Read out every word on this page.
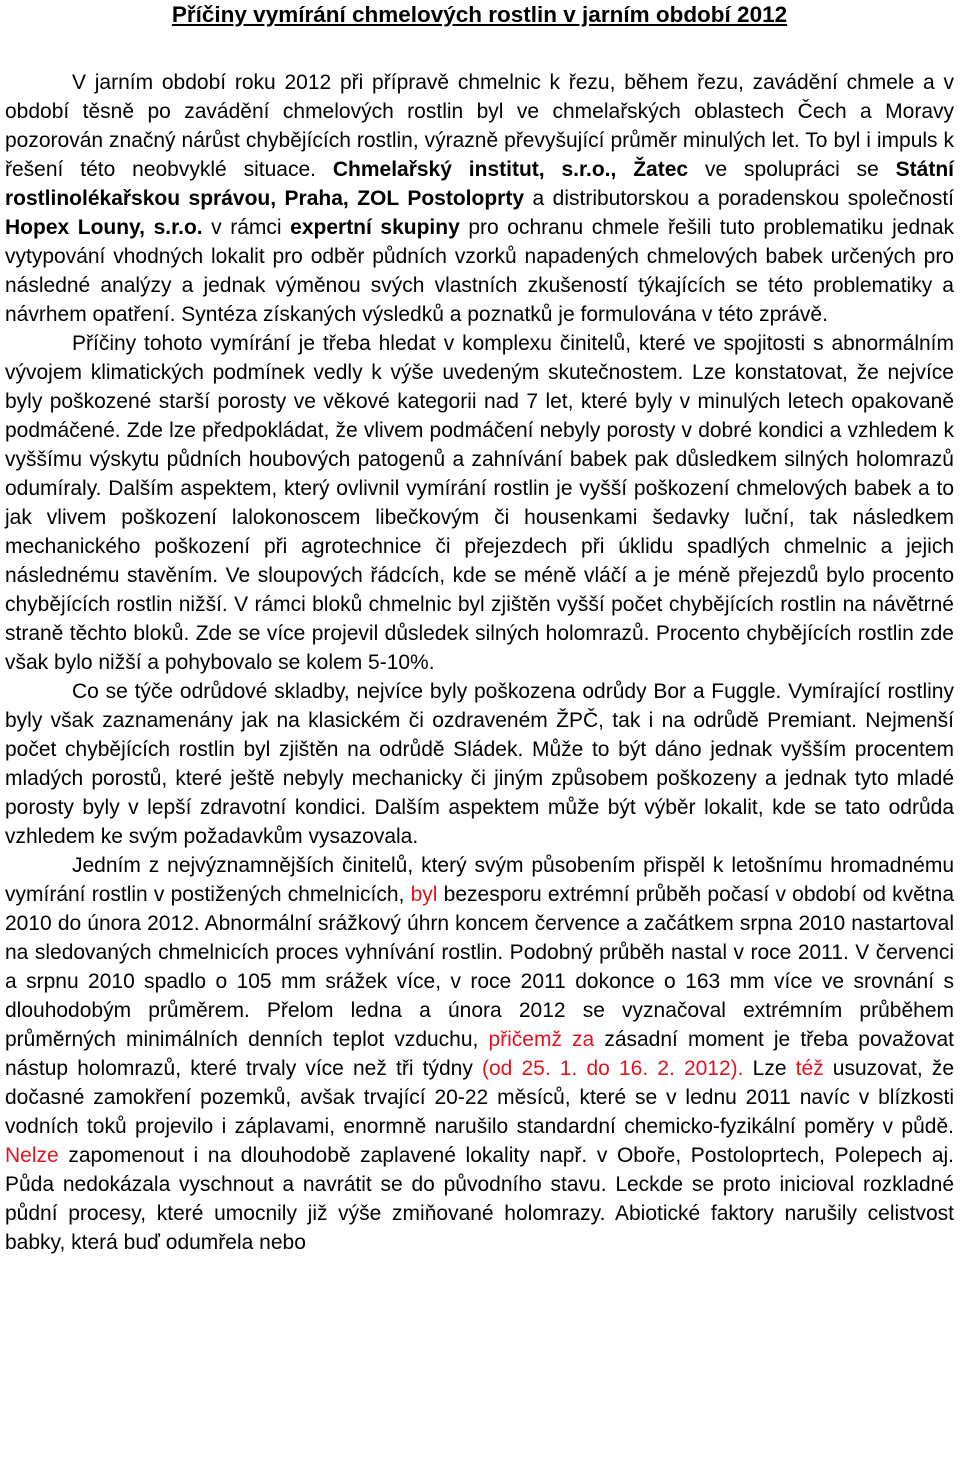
Příčiny vymírání chmelových rostlin v jarním období 2012

V jarním období roku 2012 při přípravě chmelnic k řezu, během řezu, zavádění chmele a v období těsně po zavádění chmelových rostlin byl ve chmelařských oblastech Čech a Moravy pozorován značný nárůst chybějících rostlin, výrazně převyšující průměr minulých let. To byl i impuls k řešení této neobvyklé situace. Chmelařský institut, s.r.o., Žatec ve spolupráci se Státní rostlinolékařskou správou, Praha, ZOL Postoloprty a distributorskou a poradenskou společností Hopex Louny, s.r.o. v rámci expertní skupiny pro ochranu chmele řešili tuto problematiku jednak vytypování vhodných lokalit pro odběr půdních vzorků napadených chmelových babek určených pro následné analýzy a jednak výměnou svých vlastních zkušeností týkajících se této problematiky a návrhem opatření. Syntéza získaných výsledků a poznatků je formulována v této zprávě.

Příčiny tohoto vymírání je třeba hledat v komplexu činitelů, které ve spojitosti s abnormálním vývojem klimatických podmínek vedly k výše uvedeným skutečnostem. Lze konstatovat, že nejvíce byly poškozené starší porosty ve věkové kategorii nad 7 let, které byly v minulých letech opakovaně podmáčené. Zde lze předpokládat, že vlivem podmáčení nebyly porosty v dobré kondici a vzhledem k vyššímu výskytu půdních houbových patogenů a zahnívání babek pak důsledkem silných holomrazů odumíraly. Dalším aspektem, který ovlivnil vymírání rostlin je vyšší poškození chmelových babek a to jak vlivem poškození lalokonoscem libečkovým či housenkami šedavky luční, tak následkem mechanického poškození při agrotechnice či přejezdech při úklidu spadlých chmelnic a jejich následnému stavěním. Ve sloupových řádcích, kde se méně vláčí a je méně přejezdů bylo procento chybějících rostlin nižší. V rámci bloků chmelnic byl zjištěn vyšší počet chybějících rostlin na návětrné straně těchto bloků. Zde se více projevil důsledek silných holomrazů. Procento chybějících rostlin zde však bylo nižší a pohybovalo se kolem 5-10%.

Co se týče odrůdové skladby, nejvíce byly poškozena odrůdy Bor a Fuggle. Vymírající rostliny byly však zaznamenány jak na klasickém či ozdraveném ŽPČ, tak i na odrůdě Premiant. Nejmenší počet chybějících rostlin byl zjištěn na odrůdě Sládek. Může to být dáno jednak vyšším procentem mladých porostů, které ještě nebyly mechanicky či jiným způsobem poškozeny a jednak tyto mladé porosty byly v lepší zdravotní kondici. Dalším aspektem může být výběr lokalit, kde se tato odrůda vzhledem ke svým požadavkům vysazovala.

Jedním z nejvýznamnějších činitelů, který svým působením přispěl k letošnímu hromadnému vymírání rostlin v postižených chmelnicích, byl bezesporu extrémní průběh počasí v období od května 2010 do února 2012. Abnormální srážkový úhrn koncem července a začátkem srpna 2010 nastartoval na sledovaných chmelnicích proces vyhnívání rostlin. Podobný průběh nastal v roce 2011. V červenci a srpnu 2010 spadlo o 105 mm srážek více, v roce 2011 dokonce o 163 mm více ve srovnání s dlouhodobým průměrem. Přelom ledna a února 2012 se vyznačoval extrémním průběhem průměrných minimálních denních teplot vzduchu, přičemž za zásadní moment je třeba považovat nástup holomrazů, které trvaly více než tři týdny (od 25. 1. do 16. 2. 2012). Lze též usuzovat, že dočasné zamokření pozemků, avšak trvající 20-22 měsíců, které se v lednu 2011 navíc v blízkosti vodních toků projevilo i záplavami, enormně narušilo standardní chemicko-fyzikální poměry v půdě. Nelze zapomenout i na dlouhodobě zaplavené lokality např. v Oboře, Postoloprtech, Polepech aj. Půda nedokázala vyschnout a navrátit se do původního stavu. Leckde se proto inicioval rozkladné půdní procesy, které umocnily již výše zmiňované holomrazy. Abiotické faktory narušily celistvost babky, která buď odumřela nebo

The exercise | Pick out, from the lines above, every one that contains the string "porosty".

Response |
Příčiny tohoto vymírání je třeba hledat v komplexu činitelů, které ve spojitosti s abnormálním vývojem klimatických podmínek vedly k výše uvedeným skutečnostem. Lze konstatovat, že nejvíce byly poškozené starší porosty ve věkové kategorii nad 7 let, které byly v minulých letech opakovaně podmáčené. Zde lze předpokládat, že vlivem podmáčení nebyly porosty v dobré kondici a vzhledem k vyššímu výskytu půdních houbových patogenů a zahnívání babek pak důsledkem silných holomrazů odumíraly. Dalším aspektem, který ovlivnil vymírání rostlin je vyšší poškození chmelových babek a to jak vlivem poškození lalokonoscem libečkovým či housenkami šedavky luční, tak následkem mechanického poškození při agrotechnice či přejezdech při úklidu spadlých chmelnic a jejich následnému stavěním. Ve sloupových řádcích, kde se méně vláčí a je méně přejezdů bylo procento chybějících rostlin nižší. V rámci bloků chmelnic byl zjištěn vyšší počet chybějících rostlin na návětrné straně těchto bloků. Zde se více projevil důsledek silných holomrazů. Procento chybějících rostlin zde však bylo nižší a pohybovalo se kolem 5-10%.
Co se týče odrůdové skladby, nejvíce byly poškozena odrůdy Bor a Fuggle. Vymírající rostliny byly však zaznamenány jak na klasickém či ozdraveném ŽPČ, tak i na odrůdě Premiant. Nejmenší počet chybějících rostlin byl zjištěn na odrůdě Sládek. Může to být dáno jednak vyšším procentem mladých porostů, které ještě nebyly mechanicky či jiným způsobem poškozeny a jednak tyto mladé porosty byly v lepší zdravotní kondici. Dalším aspektem může být výběr lokalit, kde se tato odrůda vzhledem ke svým požadavkům vysazovala.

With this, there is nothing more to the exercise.